THE REQUEST
Convert each line of the records below into a JSON list of strings, one string per line, leaving out blank lines.
/---
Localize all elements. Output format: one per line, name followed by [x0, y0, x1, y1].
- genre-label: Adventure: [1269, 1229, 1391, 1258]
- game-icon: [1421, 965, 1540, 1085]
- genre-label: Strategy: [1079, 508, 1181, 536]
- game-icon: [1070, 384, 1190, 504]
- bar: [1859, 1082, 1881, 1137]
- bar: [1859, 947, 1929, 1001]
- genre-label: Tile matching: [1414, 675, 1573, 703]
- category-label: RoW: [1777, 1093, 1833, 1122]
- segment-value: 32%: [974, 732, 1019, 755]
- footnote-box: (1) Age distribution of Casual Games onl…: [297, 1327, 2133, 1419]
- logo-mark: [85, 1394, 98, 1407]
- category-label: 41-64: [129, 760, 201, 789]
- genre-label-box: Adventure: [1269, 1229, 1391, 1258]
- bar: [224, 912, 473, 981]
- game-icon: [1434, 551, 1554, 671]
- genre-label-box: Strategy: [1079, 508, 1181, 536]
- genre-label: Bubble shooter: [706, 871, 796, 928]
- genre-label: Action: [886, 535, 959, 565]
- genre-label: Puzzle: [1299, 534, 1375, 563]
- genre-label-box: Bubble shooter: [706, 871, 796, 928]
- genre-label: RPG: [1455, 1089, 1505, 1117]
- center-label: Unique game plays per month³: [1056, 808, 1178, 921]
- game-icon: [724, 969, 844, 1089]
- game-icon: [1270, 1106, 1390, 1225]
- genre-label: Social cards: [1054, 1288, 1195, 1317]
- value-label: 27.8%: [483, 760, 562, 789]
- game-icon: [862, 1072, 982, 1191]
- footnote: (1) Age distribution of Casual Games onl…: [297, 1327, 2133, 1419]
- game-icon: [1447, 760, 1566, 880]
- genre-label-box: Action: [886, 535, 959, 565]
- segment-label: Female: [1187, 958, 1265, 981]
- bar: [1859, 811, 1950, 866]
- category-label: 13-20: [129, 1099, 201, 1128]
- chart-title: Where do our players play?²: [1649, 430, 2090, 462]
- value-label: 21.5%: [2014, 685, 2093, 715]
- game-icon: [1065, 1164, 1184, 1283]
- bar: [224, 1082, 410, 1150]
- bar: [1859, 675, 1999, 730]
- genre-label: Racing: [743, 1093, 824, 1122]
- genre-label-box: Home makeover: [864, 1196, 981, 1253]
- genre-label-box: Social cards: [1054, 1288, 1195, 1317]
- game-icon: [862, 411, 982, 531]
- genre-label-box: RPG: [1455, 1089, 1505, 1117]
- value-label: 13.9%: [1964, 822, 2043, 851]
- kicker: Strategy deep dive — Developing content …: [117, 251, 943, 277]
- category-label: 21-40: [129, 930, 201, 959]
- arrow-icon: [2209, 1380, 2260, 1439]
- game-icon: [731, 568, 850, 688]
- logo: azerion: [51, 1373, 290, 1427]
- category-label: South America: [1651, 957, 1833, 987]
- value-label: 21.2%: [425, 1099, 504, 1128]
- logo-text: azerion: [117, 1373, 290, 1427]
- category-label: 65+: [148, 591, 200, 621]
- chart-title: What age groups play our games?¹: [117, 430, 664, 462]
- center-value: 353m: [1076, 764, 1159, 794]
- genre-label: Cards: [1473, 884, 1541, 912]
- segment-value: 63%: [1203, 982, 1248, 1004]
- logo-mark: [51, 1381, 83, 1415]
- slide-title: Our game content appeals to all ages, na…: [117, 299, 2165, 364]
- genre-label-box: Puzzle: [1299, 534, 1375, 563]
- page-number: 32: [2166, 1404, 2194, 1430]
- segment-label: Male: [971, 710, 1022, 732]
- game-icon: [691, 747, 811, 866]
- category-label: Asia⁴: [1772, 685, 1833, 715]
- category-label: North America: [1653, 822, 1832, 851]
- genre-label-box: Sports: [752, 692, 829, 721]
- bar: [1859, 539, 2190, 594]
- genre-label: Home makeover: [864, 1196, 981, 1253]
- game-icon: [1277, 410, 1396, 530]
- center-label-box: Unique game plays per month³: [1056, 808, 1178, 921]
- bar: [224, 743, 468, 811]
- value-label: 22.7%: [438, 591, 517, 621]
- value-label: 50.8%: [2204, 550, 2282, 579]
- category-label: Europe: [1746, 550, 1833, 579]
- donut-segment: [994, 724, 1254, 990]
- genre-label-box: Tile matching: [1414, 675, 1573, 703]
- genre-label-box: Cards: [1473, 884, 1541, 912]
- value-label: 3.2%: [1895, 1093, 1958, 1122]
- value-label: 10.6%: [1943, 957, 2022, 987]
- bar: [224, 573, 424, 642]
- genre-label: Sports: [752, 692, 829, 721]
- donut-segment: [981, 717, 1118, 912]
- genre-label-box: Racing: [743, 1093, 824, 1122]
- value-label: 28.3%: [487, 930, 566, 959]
\---
COMPLETE RESPONSE
[
  "Localize all elements. Output format: one per line, name followed by [x0, y0, x1, y1].",
  "- genre-label: Adventure: [1269, 1229, 1391, 1258]",
  "- game-icon: [1421, 965, 1540, 1085]",
  "- genre-label: Strategy: [1079, 508, 1181, 536]",
  "- game-icon: [1070, 384, 1190, 504]",
  "- bar: [1859, 1082, 1881, 1137]",
  "- bar: [1859, 947, 1929, 1001]",
  "- genre-label: Tile matching: [1414, 675, 1573, 703]",
  "- category-label: RoW: [1777, 1093, 1833, 1122]",
  "- segment-value: 32%: [974, 732, 1019, 755]",
  "- footnote-box: (1) Age distribution of Casual Games onl…: [297, 1327, 2133, 1419]",
  "- logo-mark: [85, 1394, 98, 1407]",
  "- category-label: 41-64: [129, 760, 201, 789]",
  "- genre-label-box: Adventure: [1269, 1229, 1391, 1258]",
  "- bar: [224, 912, 473, 981]",
  "- game-icon: [1434, 551, 1554, 671]",
  "- genre-label-box: Strategy: [1079, 508, 1181, 536]",
  "- genre-label: Bubble shooter: [706, 871, 796, 928]",
  "- genre-label: Action: [886, 535, 959, 565]",
  "- genre-label: Puzzle: [1299, 534, 1375, 563]",
  "- genre-label-box: Bubble shooter: [706, 871, 796, 928]",
  "- genre-label: RPG: [1455, 1089, 1505, 1117]",
  "- center-label: Unique game plays per month³: [1056, 808, 1178, 921]",
  "- game-icon: [724, 969, 844, 1089]",
  "- game-icon: [1270, 1106, 1390, 1225]",
  "- genre-label: Social cards: [1054, 1288, 1195, 1317]",
  "- value-label: 27.8%: [483, 760, 562, 789]",
  "- game-icon: [862, 1072, 982, 1191]",
  "- footnote: (1) Age distribution of Casual Games onl…: [297, 1327, 2133, 1419]",
  "- game-icon: [1447, 760, 1566, 880]",
  "- genre-label-box: Action: [886, 535, 959, 565]",
  "- segment-label: Female: [1187, 958, 1265, 981]",
  "- bar: [1859, 811, 1950, 866]",
  "- category-label: 13-20: [129, 1099, 201, 1128]",
  "- chart-title: Where do our players play?²: [1649, 430, 2090, 462]",
  "- value-label: 21.5%: [2014, 685, 2093, 715]",
  "- game-icon: [1065, 1164, 1184, 1283]",
  "- bar: [224, 1082, 410, 1150]",
  "- bar: [1859, 675, 1999, 730]",
  "- genre-label: Racing: [743, 1093, 824, 1122]",
  "- genre-label-box: Home makeover: [864, 1196, 981, 1253]",
  "- genre-label-box: Social cards: [1054, 1288, 1195, 1317]",
  "- game-icon: [862, 411, 982, 531]",
  "- genre-label-box: RPG: [1455, 1089, 1505, 1117]",
  "- value-label: 13.9%: [1964, 822, 2043, 851]",
  "- kicker: Strategy deep dive — Developing content …: [117, 251, 943, 277]",
  "- category-label: 21-40: [129, 930, 201, 959]",
  "- arrow-icon: [2209, 1380, 2260, 1439]",
  "- game-icon: [731, 568, 850, 688]",
  "- logo: azerion: [51, 1373, 290, 1427]",
  "- category-label: South America: [1651, 957, 1833, 987]",
  "- value-label: 21.2%: [425, 1099, 504, 1128]",
  "- logo-text: azerion: [117, 1373, 290, 1427]",
  "- category-label: 65+: [148, 591, 200, 621]",
  "- chart-title: What age groups play our games?¹: [117, 430, 664, 462]",
  "- center-value: 353m: [1076, 764, 1159, 794]",
  "- genre-label: Cards: [1473, 884, 1541, 912]",
  "- segment-value: 63%: [1203, 982, 1248, 1004]",
  "- logo-mark: [51, 1381, 83, 1415]",
  "- slide-title: Our game content appeals to all ages, na…: [117, 299, 2165, 364]",
  "- genre-label-box: Puzzle: [1299, 534, 1375, 563]",
  "- page-number: 32: [2166, 1404, 2194, 1430]",
  "- segment-label: Male: [971, 710, 1022, 732]",
  "- game-icon: [691, 747, 811, 866]",
  "- category-label: Asia⁴: [1772, 685, 1833, 715]",
  "- category-label: North America: [1653, 822, 1832, 851]",
  "- genre-label-box: Sports: [752, 692, 829, 721]",
  "- bar: [1859, 539, 2190, 594]",
  "- genre-label: Home makeover: [864, 1196, 981, 1253]",
  "- game-icon: [1277, 410, 1396, 530]",
  "- center-label-box: Unique game plays per month³: [1056, 808, 1178, 921]",
  "- bar: [224, 743, 468, 811]",
  "- value-label: 22.7%: [438, 591, 517, 621]",
  "- value-label: 50.8%: [2204, 550, 2282, 579]",
  "- category-label: Europe: [1746, 550, 1833, 579]",
  "- donut-segment: [994, 724, 1254, 990]",
  "- genre-label-box: Tile matching: [1414, 675, 1573, 703]",
  "- genre-label-box: Cards: [1473, 884, 1541, 912]",
  "- value-label: 3.2%: [1895, 1093, 1958, 1122]",
  "- value-label: 10.6%: [1943, 957, 2022, 987]",
  "- bar: [224, 573, 424, 642]",
  "- genre-label: Sports: [752, 692, 829, 721]",
  "- donut-segment: [981, 717, 1118, 912]",
  "- genre-label-box: Racing: [743, 1093, 824, 1122]",
  "- value-label: 28.3%: [487, 930, 566, 959]"
]